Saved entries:
[Begin]

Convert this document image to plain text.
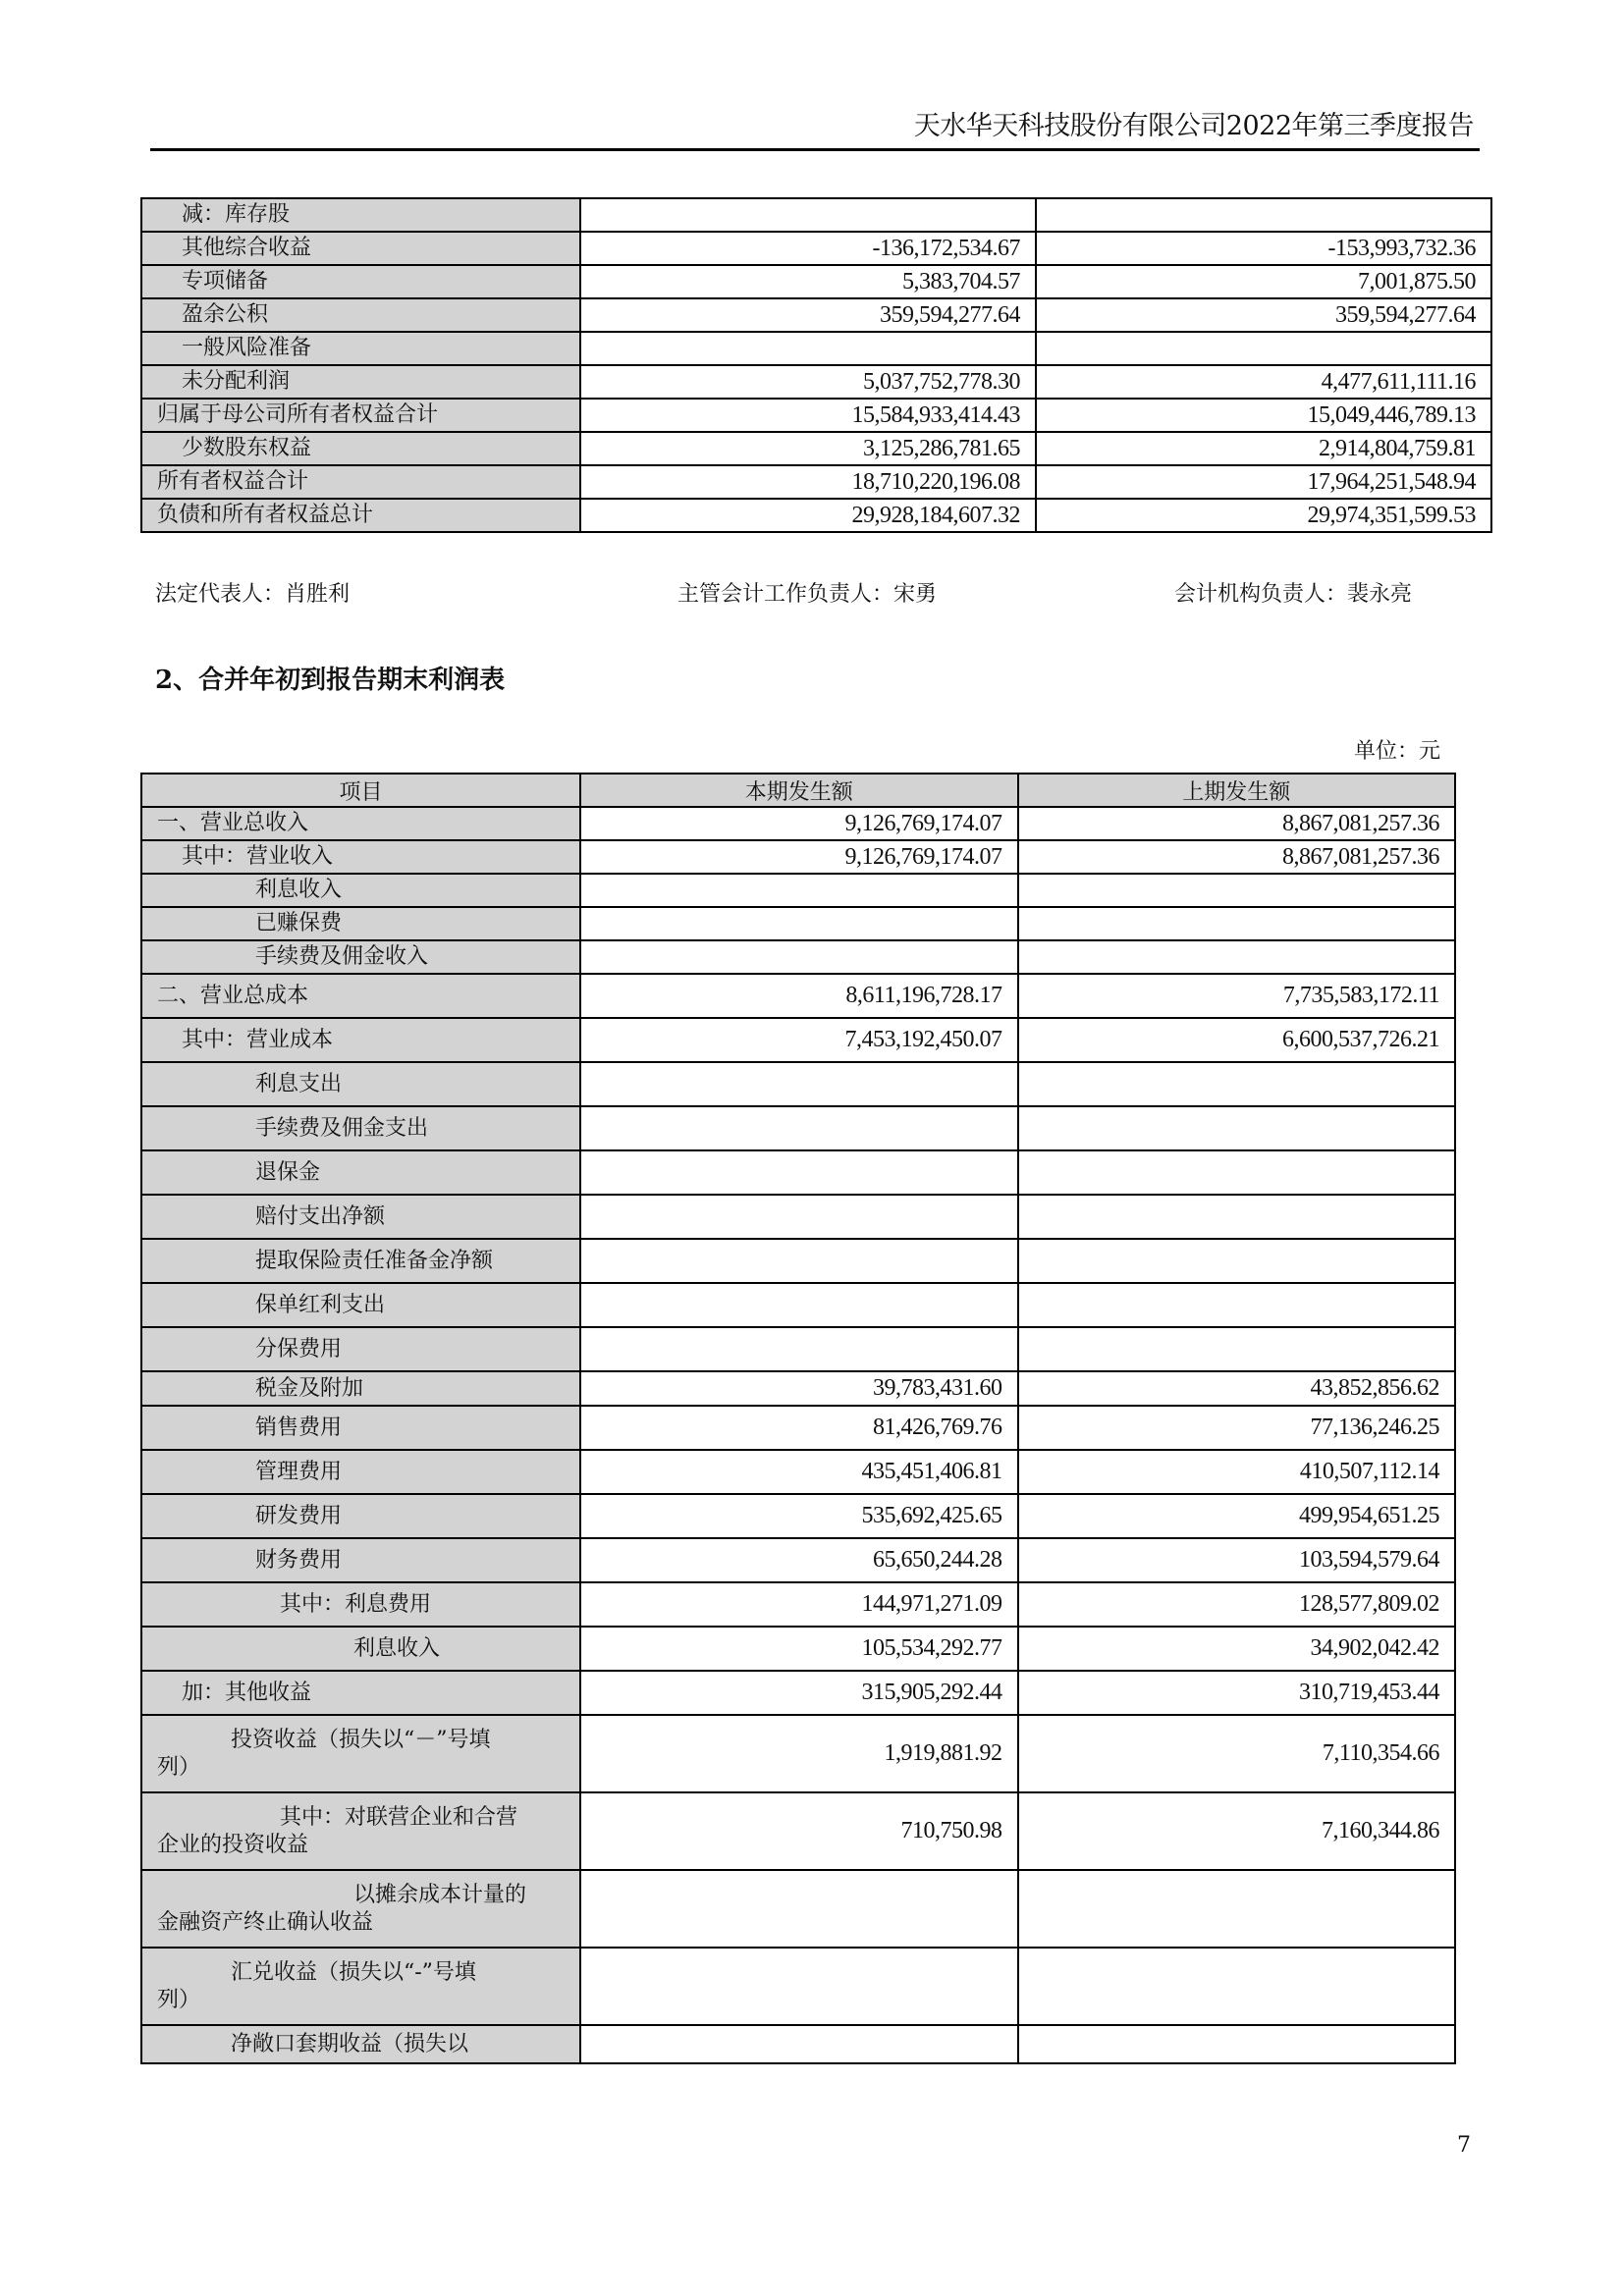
天水华天科技股份有限公司2022年第三季度报告
减：库存股		

其他综合收益	-136,172,534.67	-153,993,732.36

专项储备	5,383,704.57	7,001,875.50

盈余公积	359,594,277.64	359,594,277.64

一般风险准备		

未分配利润	5,037,752,778.30	4,477,611,111.16

归属于母公司所有者权益合计	15,584,933,414.43	15,049,446,789.13

少数股东权益	3,125,286,781.65	2,914,804,759.81

所有者权益合计	18,710,220,196.08	17,964,251,548.94

负债和所有者权益总计	29,928,184,607.32	29,974,351,599.53
法定代表人：肖胜利	主管会计工作负责人：宋勇	会计机构负责人：裴永亮
2、合并年初到报告期末利润表
单位：元
项目	本期发生额	上期发生额

一、营业总收入	9,126,769,174.07	8,867,081,257.36

其中：营业收入	9,126,769,174.07	8,867,081,257.36

利息收入		

已赚保费		

手续费及佣金收入		

二、营业总成本	8,611,196,728.17	7,735,583,172.11

其中：营业成本	7,453,192,450.07	6,600,537,726.21

利息支出		

手续费及佣金支出		

退保金		

赔付支出净额		

提取保险责任准备金净额		

保单红利支出		

分保费用		

税金及附加	39,783,431.60	43,852,856.62

销售费用	81,426,769.76	77,136,246.25

管理费用	435,451,406.81	410,507,112.14

研发费用	535,692,425.65	499,954,651.25

财务费用	65,650,244.28	103,594,579.64

其中：利息费用	144,971,271.09	128,577,809.02

利息收入	105,534,292.77	34,902,042.42

加：其他收益	315,905,292.44	310,719,453.44

投资收益（损失以“－”号填
列）	1,919,881.92	7,110,354.66

其中：对联营企业和合营
企业的投资收益	710,750.98	7,160,344.86

以摊余成本计量的
金融资产终止确认收益		

汇兑收益（损失以“-”号填
列）		

净敞口套期收益（损失以		

7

[End]

_Brief_. Except for the pictures, give all the material above again verbatim.

_Response for this exercise_.
Convert this document image to plain text.
天水华天科技股份有限公司2022年第三季度报告
减：库存股		

其他综合收益	-136,172,534.67	-153,993,732.36

专项储备	5,383,704.57	7,001,875.50

盈余公积	359,594,277.64	359,594,277.64

一般风险准备		

未分配利润	5,037,752,778.30	4,477,611,111.16

归属于母公司所有者权益合计	15,584,933,414.43	15,049,446,789.13

少数股东权益	3,125,286,781.65	2,914,804,759.81

所有者权益合计	18,710,220,196.08	17,964,251,548.94

负债和所有者权益总计	29,928,184,607.32	29,974,351,599.53
法定代表人：肖胜利	主管会计工作负责人：宋勇	会计机构负责人：裴永亮
2、合并年初到报告期末利润表
单位：元
项目	本期发生额	上期发生额

一、营业总收入	9,126,769,174.07	8,867,081,257.36

其中：营业收入	9,126,769,174.07	8,867,081,257.36

利息收入		

已赚保费		

手续费及佣金收入		

二、营业总成本	8,611,196,728.17	7,735,583,172.11

其中：营业成本	7,453,192,450.07	6,600,537,726.21

利息支出		

手续费及佣金支出		

退保金		

赔付支出净额		

提取保险责任准备金净额		

保单红利支出		

分保费用		

税金及附加	39,783,431.60	43,852,856.62

销售费用	81,426,769.76	77,136,246.25

管理费用	435,451,406.81	410,507,112.14

研发费用	535,692,425.65	499,954,651.25

财务费用	65,650,244.28	103,594,579.64

其中：利息费用	144,971,271.09	128,577,809.02

利息收入	105,534,292.77	34,902,042.42

加：其他收益	315,905,292.44	310,719,453.44

投资收益（损失以“－”号填
列）	1,919,881.92	7,110,354.66

其中：对联营企业和合营
企业的投资收益	710,750.98	7,160,344.86

以摊余成本计量的
金融资产终止确认收益		

汇兑收益（损失以“-”号填
列）		

净敞口套期收益（损失以		

7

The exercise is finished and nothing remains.